= Exercise =
Collect all lines containing the word "Moyenne" from the data.

= Input records =
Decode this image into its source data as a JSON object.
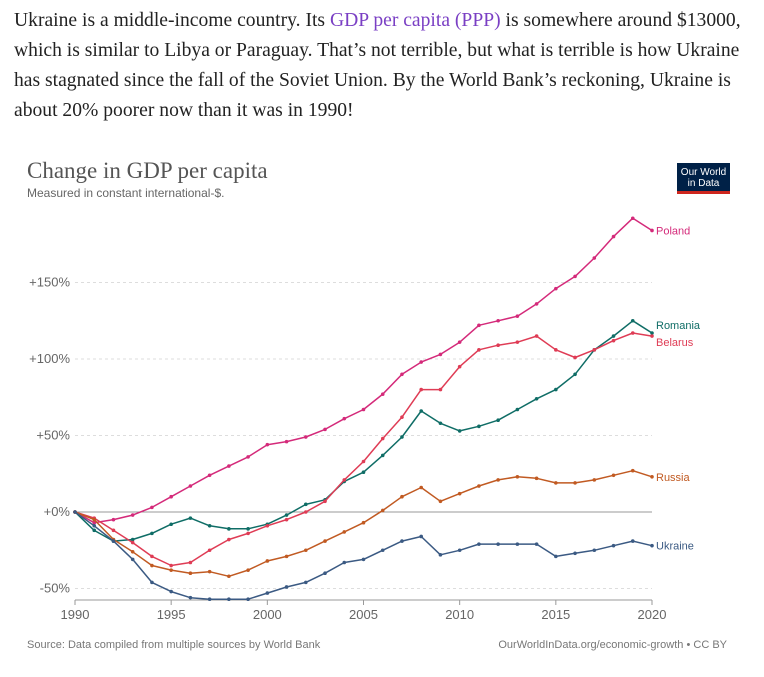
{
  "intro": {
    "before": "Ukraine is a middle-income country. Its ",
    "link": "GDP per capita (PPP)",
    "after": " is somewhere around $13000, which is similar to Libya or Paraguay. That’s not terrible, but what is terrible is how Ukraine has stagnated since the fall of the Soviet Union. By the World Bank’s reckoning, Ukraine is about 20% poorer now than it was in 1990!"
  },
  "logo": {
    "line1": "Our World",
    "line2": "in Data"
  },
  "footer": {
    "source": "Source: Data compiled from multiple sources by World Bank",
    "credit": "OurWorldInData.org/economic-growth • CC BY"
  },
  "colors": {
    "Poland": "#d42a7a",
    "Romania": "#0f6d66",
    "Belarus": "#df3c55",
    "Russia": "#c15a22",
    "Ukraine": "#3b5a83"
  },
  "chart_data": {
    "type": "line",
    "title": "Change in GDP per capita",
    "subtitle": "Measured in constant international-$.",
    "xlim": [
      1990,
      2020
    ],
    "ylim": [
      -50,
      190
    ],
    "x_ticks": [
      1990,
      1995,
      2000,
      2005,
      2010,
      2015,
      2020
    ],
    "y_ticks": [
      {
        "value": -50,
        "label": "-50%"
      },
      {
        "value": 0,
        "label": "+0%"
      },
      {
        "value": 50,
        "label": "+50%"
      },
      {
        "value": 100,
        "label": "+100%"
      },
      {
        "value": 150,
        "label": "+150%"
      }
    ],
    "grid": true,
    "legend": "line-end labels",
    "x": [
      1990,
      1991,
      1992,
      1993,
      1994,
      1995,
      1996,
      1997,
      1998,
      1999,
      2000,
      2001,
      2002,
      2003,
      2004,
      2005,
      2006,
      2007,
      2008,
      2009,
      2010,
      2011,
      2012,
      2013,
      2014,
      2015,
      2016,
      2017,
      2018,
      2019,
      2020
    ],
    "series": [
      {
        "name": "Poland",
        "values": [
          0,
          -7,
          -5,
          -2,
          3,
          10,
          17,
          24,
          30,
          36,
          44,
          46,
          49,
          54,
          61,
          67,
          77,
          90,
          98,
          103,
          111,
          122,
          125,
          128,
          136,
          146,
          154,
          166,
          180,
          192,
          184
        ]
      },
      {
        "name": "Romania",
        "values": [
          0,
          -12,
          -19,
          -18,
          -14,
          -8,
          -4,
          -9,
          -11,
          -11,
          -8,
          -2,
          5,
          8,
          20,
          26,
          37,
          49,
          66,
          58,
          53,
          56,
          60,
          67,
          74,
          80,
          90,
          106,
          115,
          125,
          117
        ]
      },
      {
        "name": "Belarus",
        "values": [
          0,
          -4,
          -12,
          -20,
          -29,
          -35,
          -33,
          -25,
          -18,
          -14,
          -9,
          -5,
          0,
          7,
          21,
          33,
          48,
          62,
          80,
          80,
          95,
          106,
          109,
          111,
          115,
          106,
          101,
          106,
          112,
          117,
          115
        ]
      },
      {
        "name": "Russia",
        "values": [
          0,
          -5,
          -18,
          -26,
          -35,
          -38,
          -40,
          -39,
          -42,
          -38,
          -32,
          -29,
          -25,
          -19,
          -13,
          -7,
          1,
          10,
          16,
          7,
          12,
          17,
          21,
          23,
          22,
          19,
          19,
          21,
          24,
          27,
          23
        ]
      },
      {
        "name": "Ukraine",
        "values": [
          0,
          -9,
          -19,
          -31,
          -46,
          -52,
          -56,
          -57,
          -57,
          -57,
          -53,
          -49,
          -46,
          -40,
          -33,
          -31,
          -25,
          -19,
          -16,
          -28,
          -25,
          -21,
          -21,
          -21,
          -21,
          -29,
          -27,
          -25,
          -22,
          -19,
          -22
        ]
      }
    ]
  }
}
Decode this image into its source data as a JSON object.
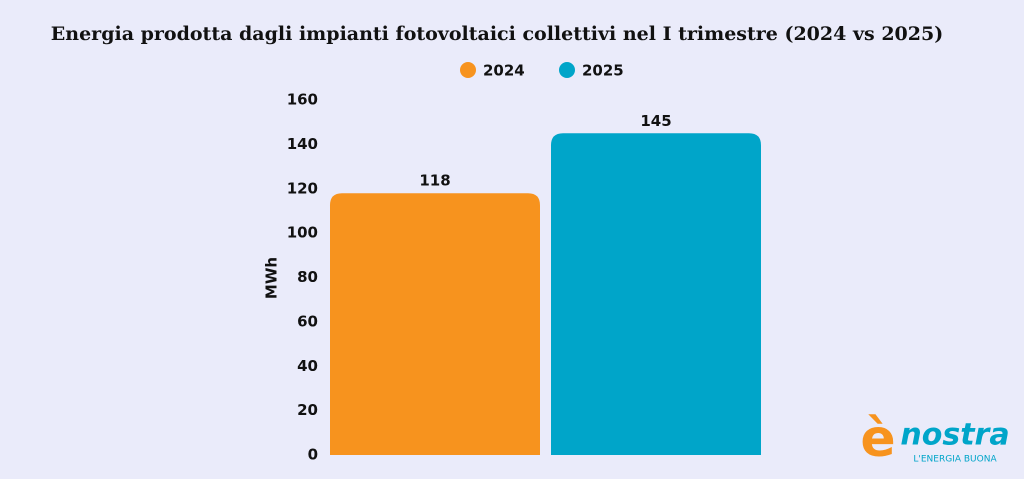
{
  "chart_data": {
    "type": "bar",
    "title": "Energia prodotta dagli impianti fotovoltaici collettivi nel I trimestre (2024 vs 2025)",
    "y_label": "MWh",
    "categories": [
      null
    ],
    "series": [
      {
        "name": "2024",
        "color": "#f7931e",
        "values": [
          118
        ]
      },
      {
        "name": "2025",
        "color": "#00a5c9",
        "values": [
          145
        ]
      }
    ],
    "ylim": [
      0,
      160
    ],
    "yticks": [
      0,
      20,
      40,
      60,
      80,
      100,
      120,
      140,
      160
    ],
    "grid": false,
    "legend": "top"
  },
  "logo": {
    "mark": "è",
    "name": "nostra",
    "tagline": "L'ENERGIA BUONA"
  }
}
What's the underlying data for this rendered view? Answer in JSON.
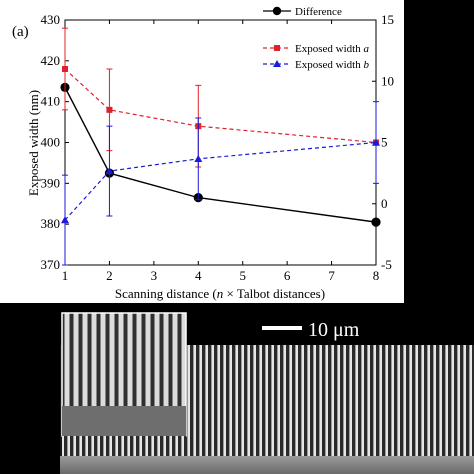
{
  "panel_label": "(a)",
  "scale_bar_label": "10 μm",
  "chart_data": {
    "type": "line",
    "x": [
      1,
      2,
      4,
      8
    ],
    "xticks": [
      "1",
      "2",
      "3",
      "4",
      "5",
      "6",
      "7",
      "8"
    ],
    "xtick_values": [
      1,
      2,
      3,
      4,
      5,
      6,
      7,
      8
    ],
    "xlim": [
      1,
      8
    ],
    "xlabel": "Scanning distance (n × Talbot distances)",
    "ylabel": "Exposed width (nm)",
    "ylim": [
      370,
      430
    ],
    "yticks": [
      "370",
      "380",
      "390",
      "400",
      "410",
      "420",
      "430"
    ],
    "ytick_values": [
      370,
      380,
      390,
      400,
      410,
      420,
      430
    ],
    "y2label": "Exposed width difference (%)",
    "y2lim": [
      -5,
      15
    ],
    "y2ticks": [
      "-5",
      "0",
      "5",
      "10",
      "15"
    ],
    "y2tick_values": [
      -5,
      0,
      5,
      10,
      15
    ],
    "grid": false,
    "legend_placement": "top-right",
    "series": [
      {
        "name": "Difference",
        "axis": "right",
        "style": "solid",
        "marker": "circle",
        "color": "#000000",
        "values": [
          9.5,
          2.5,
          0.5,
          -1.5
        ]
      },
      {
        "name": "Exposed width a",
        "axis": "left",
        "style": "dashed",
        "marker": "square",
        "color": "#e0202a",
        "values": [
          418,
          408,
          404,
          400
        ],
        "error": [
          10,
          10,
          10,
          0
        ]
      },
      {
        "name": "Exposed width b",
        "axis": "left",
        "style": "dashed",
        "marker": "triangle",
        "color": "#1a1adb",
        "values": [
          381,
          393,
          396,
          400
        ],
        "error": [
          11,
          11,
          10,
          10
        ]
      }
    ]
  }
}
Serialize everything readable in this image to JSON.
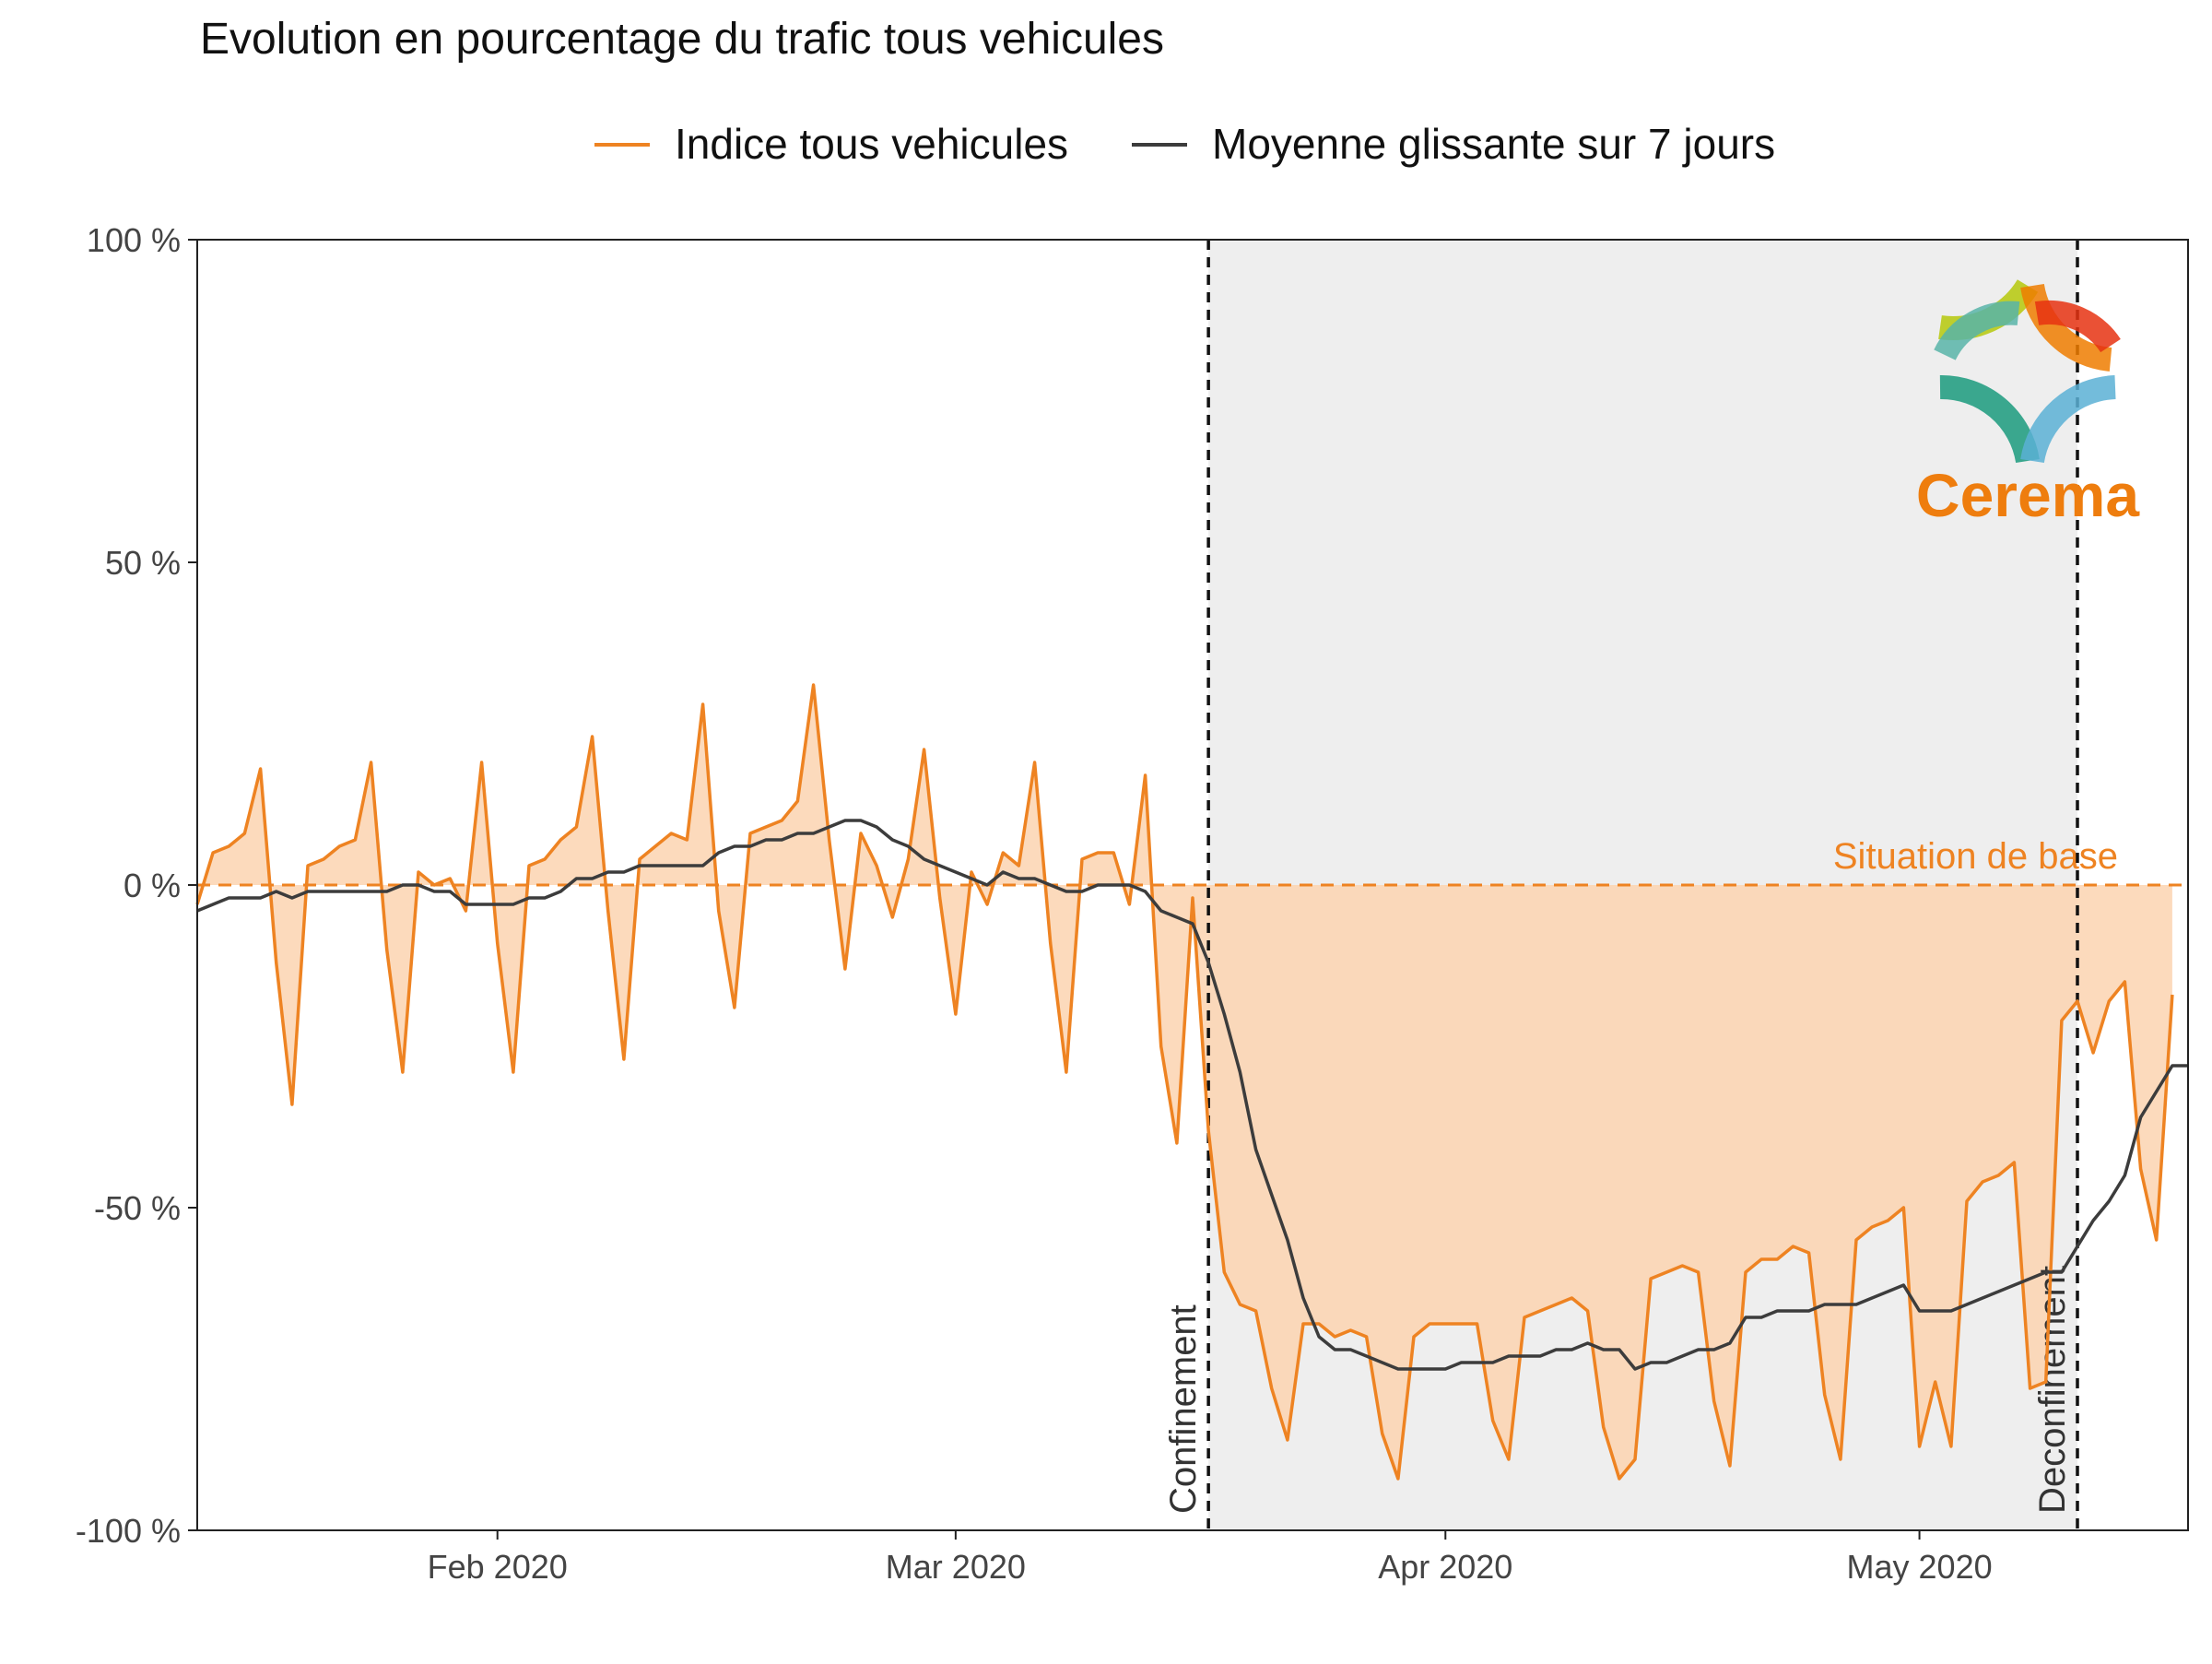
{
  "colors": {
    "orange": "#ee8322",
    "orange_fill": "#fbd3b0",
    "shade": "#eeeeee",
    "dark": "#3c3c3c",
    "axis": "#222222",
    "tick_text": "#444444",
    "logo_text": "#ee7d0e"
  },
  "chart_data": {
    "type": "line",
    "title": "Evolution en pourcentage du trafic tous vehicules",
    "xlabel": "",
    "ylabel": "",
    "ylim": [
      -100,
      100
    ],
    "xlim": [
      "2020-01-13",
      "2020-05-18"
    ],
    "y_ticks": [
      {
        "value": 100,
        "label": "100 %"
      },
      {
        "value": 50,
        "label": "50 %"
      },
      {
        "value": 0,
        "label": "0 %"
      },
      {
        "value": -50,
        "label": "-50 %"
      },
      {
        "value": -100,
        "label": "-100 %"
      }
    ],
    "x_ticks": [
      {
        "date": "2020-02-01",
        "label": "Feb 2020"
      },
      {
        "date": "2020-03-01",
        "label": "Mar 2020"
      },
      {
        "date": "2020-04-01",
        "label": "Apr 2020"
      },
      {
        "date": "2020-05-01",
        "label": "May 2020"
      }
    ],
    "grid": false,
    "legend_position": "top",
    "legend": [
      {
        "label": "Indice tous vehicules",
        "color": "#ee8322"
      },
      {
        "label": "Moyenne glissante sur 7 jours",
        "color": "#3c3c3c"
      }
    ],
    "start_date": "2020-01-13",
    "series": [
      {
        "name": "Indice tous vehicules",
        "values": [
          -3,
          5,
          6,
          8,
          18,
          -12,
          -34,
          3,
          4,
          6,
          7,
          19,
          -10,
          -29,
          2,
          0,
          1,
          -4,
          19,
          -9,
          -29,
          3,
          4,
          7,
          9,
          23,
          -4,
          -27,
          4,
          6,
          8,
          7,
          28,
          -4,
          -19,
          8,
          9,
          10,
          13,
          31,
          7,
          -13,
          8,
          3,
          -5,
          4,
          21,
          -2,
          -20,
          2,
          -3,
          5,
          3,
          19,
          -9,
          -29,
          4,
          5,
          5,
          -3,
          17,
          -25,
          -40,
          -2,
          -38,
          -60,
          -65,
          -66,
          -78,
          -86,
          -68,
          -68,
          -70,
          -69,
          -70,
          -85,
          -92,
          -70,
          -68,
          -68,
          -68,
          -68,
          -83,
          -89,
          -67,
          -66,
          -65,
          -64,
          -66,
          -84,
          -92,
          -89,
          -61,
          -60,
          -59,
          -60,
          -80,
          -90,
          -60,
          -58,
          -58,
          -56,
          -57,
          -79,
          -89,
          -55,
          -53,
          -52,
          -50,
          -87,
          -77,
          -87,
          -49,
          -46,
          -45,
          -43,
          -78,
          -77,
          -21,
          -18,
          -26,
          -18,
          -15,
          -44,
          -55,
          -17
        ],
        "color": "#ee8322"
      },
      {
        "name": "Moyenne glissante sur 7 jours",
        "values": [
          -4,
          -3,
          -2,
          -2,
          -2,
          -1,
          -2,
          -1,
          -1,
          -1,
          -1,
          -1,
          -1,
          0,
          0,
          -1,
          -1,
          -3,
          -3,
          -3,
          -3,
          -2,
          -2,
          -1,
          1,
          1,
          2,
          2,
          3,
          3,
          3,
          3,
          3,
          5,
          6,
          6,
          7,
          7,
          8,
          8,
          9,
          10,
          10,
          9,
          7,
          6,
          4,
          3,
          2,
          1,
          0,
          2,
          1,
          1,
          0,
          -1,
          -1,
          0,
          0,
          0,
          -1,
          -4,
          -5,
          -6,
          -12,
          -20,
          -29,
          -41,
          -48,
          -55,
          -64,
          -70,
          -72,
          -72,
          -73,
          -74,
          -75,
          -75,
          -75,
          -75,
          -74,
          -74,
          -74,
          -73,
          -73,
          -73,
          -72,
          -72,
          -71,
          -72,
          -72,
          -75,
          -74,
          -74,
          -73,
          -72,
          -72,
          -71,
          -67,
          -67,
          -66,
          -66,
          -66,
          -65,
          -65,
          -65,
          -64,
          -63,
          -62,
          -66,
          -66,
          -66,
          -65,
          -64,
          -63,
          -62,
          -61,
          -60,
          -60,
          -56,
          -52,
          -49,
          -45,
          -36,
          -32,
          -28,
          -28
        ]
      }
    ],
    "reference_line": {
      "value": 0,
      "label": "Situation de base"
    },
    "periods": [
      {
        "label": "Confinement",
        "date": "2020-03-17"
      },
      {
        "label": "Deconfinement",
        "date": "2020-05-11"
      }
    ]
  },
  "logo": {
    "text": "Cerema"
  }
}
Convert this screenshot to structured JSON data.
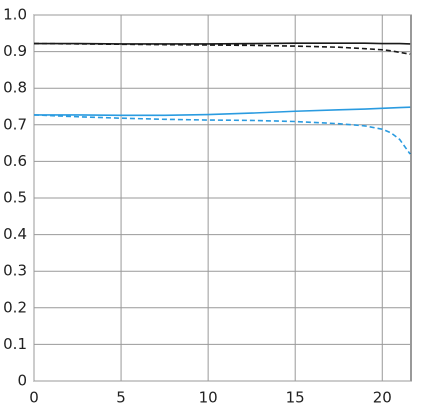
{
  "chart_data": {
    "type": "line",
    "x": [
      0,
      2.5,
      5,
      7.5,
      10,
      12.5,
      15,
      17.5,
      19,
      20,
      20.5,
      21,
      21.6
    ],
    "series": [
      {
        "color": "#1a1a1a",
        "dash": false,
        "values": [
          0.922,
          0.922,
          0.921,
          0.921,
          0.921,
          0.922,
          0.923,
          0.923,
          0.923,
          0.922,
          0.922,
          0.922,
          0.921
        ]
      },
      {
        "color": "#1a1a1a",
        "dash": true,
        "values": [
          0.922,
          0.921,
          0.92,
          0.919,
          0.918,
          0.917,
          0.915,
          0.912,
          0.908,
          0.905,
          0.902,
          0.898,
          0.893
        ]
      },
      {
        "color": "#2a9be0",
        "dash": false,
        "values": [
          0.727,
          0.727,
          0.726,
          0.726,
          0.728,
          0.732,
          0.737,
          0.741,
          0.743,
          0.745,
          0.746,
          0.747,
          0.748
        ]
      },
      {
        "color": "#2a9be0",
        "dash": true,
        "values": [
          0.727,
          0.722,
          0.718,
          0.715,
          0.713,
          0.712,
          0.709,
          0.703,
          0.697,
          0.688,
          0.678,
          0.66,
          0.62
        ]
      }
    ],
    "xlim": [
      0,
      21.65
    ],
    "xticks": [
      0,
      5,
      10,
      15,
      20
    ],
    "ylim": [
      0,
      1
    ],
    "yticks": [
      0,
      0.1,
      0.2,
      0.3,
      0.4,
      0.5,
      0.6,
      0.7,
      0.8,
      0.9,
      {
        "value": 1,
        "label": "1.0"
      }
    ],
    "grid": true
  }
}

= Full answer =
        "label": "Moyenne glissante sur 7 jours",
        "name": "Moyenne glissante sur 7 jours",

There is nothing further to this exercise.